··· SUPPLIED INFORMATION ···

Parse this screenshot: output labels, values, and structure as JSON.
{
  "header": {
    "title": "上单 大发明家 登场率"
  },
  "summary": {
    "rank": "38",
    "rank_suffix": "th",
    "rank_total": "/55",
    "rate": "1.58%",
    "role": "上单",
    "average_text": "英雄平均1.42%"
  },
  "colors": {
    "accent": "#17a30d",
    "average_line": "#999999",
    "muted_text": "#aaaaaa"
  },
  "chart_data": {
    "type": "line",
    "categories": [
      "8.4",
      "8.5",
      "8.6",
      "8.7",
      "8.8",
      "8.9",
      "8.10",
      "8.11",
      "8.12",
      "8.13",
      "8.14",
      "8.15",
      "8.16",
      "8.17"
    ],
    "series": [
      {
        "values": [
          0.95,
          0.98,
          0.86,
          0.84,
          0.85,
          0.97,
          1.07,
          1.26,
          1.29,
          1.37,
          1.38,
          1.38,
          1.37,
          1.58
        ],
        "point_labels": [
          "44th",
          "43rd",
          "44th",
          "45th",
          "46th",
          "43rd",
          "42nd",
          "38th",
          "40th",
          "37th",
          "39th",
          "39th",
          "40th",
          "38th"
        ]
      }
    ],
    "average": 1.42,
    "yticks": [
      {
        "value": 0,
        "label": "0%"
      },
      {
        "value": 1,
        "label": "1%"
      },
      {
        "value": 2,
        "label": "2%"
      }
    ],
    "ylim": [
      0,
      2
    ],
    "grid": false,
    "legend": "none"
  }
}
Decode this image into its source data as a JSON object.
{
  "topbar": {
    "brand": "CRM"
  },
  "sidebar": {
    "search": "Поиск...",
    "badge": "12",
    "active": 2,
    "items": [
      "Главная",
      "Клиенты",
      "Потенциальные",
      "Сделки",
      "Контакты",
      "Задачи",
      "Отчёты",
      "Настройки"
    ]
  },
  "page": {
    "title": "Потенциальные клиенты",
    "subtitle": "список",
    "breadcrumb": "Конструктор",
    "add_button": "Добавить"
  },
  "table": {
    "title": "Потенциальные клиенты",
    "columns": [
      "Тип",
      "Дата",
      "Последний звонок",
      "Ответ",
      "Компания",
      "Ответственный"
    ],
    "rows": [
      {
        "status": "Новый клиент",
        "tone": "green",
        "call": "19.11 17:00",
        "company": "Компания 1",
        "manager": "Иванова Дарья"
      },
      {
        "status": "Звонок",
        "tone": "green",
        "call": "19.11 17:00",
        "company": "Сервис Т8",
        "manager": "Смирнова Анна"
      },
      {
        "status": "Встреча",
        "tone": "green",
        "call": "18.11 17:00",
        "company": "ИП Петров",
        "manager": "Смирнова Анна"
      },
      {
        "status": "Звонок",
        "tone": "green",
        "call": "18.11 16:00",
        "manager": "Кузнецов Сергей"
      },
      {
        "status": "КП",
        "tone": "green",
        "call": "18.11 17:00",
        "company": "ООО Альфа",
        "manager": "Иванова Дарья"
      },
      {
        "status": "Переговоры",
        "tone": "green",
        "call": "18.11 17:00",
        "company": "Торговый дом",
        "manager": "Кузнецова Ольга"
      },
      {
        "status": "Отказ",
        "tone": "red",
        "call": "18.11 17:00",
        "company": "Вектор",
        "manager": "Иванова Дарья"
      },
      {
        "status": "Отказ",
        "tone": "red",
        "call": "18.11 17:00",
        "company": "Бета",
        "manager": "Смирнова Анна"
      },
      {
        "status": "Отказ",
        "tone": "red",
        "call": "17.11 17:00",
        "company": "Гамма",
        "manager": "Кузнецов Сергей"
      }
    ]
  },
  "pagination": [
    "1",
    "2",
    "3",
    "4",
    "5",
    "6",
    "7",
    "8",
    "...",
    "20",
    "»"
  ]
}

···

* TASK DETAILS *
Nothing should be left out: return all of the records exactly.

* FINAL RESULT *
Parse this screenshot: output labels, values, and structure as JSON.
{
  "header": {
    "title": "上单 大发明家 登场率"
  },
  "summary": {
    "rank": "38",
    "rank_suffix": "th",
    "rank_total": "/55",
    "rate": "1.58%",
    "role": "上单",
    "average_text": "英雄平均1.42%"
  },
  "colors": {
    "accent": "#17a30d",
    "average_line": "#999999",
    "muted_text": "#aaaaaa"
  },
  "chart_data": {
    "type": "line",
    "categories": [
      "8.4",
      "8.5",
      "8.6",
      "8.7",
      "8.8",
      "8.9",
      "8.10",
      "8.11",
      "8.12",
      "8.13",
      "8.14",
      "8.15",
      "8.16",
      "8.17"
    ],
    "series": [
      {
        "values": [
          0.95,
          0.98,
          0.86,
          0.84,
          0.85,
          0.97,
          1.07,
          1.26,
          1.29,
          1.37,
          1.38,
          1.38,
          1.37,
          1.58
        ],
        "point_labels": [
          "44th",
          "43rd",
          "44th",
          "45th",
          "46th",
          "43rd",
          "42nd",
          "38th",
          "40th",
          "37th",
          "39th",
          "39th",
          "40th",
          "38th"
        ]
      }
    ],
    "average": 1.42,
    "yticks": [
      {
        "value": 0,
        "label": "0%"
      },
      {
        "value": 1,
        "label": "1%"
      },
      {
        "value": 2,
        "label": "2%"
      }
    ],
    "ylim": [
      0,
      2
    ],
    "grid": false,
    "legend": "none"
  }
}
Decode this image into its source data as a JSON object.
{
  "topbar": {
    "brand": "CRM"
  },
  "sidebar": {
    "search": "Поиск...",
    "badge": "12",
    "active": 2,
    "items": [
      "Главная",
      "Клиенты",
      "Потенциальные",
      "Сделки",
      "Контакты",
      "Задачи",
      "Отчёты",
      "Настройки"
    ]
  },
  "page": {
    "title": "Потенциальные клиенты",
    "subtitle": "список",
    "breadcrumb": "Конструктор",
    "add_button": "Добавить"
  },
  "table": {
    "title": "Потенциальные клиенты",
    "columns": [
      "Тип",
      "Дата",
      "Последний звонок",
      "Ответ",
      "Компания",
      "Ответственный"
    ],
    "rows": [
      {
        "status": "Новый клиент",
        "tone": "green",
        "call": "19.11 17:00",
        "company": "Компания 1",
        "manager": "Иванова Дарья"
      },
      {
        "status": "Звонок",
        "tone": "green",
        "call": "19.11 17:00",
        "company": "Сервис Т8",
        "manager": "Смирнова Анна"
      },
      {
        "status": "Встреча",
        "tone": "green",
        "call": "18.11 17:00",
        "company": "ИП Петров",
        "manager": "Смирнова Анна"
      },
      {
        "status": "Звонок",
        "tone": "green",
        "call": "18.11 16:00",
        "manager": "Кузнецов Сергей"
      },
      {
        "status": "КП",
        "tone": "green",
        "call": "18.11 17:00",
        "company": "ООО Альфа",
        "manager": "Иванова Дарья"
      },
      {
        "status": "Переговоры",
        "tone": "green",
        "call": "18.11 17:00",
        "company": "Торговый дом",
        "manager": "Кузнецова Ольга"
      },
      {
        "status": "Отказ",
        "tone": "red",
        "call": "18.11 17:00",
        "company": "Вектор",
        "manager": "Иванова Дарья"
      },
      {
        "status": "Отказ",
        "tone": "red",
        "call": "18.11 17:00",
        "company": "Бета",
        "manager": "Смирнова Анна"
      },
      {
        "status": "Отказ",
        "tone": "red",
        "call": "17.11 17:00",
        "company": "Гамма",
        "manager": "Кузнецов Сергей"
      }
    ]
  },
  "pagination": [
    "1",
    "2",
    "3",
    "4",
    "5",
    "6",
    "7",
    "8",
    "...",
    "20",
    "»"
  ]
}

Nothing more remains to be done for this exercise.